++++ RAW RECORDS
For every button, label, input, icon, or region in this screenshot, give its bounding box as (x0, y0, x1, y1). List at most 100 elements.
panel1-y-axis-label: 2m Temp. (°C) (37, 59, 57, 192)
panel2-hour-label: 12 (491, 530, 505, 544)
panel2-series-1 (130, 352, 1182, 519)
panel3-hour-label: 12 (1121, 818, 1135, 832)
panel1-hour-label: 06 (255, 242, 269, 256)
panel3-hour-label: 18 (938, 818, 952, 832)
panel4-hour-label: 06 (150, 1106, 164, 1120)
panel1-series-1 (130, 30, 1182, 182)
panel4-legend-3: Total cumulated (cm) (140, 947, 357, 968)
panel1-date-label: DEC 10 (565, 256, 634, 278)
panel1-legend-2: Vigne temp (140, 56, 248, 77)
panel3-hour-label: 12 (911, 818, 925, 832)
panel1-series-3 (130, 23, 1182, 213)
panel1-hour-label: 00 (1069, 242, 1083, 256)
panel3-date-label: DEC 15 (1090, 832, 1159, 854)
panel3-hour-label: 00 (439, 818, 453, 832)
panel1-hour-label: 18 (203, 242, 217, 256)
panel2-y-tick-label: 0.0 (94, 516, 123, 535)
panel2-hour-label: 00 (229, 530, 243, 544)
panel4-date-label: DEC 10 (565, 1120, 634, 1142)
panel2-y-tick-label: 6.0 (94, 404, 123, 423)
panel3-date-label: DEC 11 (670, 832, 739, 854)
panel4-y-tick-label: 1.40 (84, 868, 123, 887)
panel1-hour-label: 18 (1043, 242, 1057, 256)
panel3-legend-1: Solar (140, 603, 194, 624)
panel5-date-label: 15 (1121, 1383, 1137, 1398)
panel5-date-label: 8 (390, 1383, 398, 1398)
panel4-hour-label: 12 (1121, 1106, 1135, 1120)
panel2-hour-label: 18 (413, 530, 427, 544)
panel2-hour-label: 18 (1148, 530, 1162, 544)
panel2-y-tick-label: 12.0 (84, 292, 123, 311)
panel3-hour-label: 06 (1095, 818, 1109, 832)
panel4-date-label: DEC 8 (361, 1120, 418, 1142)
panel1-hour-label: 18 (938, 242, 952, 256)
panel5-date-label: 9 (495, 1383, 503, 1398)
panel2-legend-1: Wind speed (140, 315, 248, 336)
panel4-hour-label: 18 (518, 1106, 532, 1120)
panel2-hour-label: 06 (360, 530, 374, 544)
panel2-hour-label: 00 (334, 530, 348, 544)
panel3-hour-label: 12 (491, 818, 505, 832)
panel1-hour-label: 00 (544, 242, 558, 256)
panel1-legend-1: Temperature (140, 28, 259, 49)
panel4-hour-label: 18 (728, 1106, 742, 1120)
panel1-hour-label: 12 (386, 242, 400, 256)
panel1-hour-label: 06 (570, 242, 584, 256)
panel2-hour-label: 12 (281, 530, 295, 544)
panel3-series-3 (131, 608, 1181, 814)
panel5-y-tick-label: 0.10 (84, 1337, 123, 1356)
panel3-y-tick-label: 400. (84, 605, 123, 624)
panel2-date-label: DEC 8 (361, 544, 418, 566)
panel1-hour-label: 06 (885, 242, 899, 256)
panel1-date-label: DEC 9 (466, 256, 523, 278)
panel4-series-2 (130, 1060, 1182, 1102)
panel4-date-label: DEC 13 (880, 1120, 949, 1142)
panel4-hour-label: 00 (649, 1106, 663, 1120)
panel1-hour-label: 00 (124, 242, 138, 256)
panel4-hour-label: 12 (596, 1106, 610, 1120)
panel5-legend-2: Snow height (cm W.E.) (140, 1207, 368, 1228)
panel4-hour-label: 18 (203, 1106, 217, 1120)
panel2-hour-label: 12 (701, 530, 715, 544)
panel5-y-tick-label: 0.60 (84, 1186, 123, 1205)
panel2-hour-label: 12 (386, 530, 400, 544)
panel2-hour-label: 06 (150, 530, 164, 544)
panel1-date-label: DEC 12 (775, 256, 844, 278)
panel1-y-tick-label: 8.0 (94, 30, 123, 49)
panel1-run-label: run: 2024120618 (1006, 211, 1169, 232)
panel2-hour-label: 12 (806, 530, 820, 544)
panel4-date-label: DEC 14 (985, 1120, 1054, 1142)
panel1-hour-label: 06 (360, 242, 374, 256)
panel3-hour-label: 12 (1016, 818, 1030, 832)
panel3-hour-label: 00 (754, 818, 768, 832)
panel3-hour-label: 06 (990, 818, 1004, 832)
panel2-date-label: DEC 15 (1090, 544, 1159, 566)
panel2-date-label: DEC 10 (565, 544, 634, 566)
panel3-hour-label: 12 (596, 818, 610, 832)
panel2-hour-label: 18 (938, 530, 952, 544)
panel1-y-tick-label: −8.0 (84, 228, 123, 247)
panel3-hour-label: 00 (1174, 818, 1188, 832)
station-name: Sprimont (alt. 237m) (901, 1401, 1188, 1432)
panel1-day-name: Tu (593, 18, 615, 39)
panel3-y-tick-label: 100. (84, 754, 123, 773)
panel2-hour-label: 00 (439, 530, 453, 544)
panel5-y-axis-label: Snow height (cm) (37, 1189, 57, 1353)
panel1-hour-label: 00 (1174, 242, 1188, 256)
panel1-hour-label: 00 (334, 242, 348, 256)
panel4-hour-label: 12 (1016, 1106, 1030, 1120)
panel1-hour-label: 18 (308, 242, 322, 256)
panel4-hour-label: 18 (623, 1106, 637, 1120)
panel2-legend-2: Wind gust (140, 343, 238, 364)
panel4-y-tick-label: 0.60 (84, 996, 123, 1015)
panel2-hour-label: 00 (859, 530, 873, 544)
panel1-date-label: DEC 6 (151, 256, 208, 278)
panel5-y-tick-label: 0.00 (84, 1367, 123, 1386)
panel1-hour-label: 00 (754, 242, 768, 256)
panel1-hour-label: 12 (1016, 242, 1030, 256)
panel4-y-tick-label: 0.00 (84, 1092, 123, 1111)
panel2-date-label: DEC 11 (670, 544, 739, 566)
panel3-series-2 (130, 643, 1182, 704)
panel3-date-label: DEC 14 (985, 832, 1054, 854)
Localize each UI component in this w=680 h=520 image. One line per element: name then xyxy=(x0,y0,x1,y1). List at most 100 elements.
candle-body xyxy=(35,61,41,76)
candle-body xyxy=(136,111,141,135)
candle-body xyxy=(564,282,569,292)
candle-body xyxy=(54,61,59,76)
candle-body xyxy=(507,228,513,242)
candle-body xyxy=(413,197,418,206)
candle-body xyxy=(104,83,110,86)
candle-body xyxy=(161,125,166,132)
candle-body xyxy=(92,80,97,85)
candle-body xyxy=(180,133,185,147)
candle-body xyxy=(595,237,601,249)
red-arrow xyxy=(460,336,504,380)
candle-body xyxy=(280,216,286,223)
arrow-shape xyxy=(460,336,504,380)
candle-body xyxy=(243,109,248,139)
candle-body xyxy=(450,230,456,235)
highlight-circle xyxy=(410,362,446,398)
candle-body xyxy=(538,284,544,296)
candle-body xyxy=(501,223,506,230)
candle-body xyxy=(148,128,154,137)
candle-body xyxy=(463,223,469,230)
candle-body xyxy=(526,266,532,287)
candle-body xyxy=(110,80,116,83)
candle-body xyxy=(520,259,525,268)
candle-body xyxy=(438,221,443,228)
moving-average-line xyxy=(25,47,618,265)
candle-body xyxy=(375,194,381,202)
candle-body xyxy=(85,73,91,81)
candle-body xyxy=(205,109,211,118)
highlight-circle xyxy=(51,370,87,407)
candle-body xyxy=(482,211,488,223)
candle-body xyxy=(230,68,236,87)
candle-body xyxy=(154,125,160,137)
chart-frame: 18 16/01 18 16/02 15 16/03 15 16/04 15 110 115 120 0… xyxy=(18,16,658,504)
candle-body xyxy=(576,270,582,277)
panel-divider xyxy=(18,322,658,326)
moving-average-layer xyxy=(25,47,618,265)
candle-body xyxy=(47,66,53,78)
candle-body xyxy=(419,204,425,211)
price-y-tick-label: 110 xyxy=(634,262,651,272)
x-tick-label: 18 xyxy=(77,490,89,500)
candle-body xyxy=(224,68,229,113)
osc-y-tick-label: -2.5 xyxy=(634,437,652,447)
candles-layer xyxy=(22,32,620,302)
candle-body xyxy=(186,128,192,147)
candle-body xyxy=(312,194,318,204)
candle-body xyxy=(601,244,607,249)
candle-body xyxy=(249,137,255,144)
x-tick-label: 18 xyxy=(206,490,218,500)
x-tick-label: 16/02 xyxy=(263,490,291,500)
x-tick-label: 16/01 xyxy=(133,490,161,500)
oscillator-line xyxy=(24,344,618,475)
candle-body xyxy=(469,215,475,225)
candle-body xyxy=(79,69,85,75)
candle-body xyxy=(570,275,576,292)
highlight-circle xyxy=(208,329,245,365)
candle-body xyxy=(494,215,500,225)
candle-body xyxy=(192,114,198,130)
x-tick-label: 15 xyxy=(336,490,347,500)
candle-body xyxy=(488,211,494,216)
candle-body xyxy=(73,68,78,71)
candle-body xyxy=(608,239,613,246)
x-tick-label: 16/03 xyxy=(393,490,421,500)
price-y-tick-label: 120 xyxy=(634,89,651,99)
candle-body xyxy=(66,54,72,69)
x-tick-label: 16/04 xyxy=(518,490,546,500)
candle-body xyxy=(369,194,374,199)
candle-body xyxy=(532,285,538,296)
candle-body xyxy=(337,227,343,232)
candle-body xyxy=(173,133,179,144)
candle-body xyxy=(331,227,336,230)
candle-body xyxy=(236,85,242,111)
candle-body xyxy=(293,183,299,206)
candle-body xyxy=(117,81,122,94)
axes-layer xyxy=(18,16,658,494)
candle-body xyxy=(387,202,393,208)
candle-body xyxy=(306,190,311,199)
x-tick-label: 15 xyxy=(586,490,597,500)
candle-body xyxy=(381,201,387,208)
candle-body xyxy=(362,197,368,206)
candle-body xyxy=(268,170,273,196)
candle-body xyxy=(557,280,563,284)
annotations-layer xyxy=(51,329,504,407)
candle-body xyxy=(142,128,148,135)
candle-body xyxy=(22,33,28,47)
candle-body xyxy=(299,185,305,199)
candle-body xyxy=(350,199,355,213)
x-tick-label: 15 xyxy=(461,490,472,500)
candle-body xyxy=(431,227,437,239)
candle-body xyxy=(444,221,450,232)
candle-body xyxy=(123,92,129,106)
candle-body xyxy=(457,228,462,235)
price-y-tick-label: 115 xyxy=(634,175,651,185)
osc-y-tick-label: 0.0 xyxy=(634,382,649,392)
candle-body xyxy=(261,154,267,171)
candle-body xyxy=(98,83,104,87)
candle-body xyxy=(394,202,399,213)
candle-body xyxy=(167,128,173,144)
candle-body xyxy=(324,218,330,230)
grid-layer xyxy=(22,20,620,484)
++++++++
Can you edit the data starting at the first line and ending at the line that contains "panel3-hour-label: 12 (1121, 818, 1135, 832)", replacing "bounding box" with "enclosing rectangle" and keeping everything else the same?

For every button, label, input, icon, or region in this screenshot, give its enclosing rectangle as (x0, y0, x1, y1). List at most 100 elements.
panel1-y-axis-label: 2m Temp. (°C) (37, 59, 57, 192)
panel2-hour-label: 12 (491, 530, 505, 544)
panel2-series-1 (130, 352, 1182, 519)
panel3-hour-label: 12 (1121, 818, 1135, 832)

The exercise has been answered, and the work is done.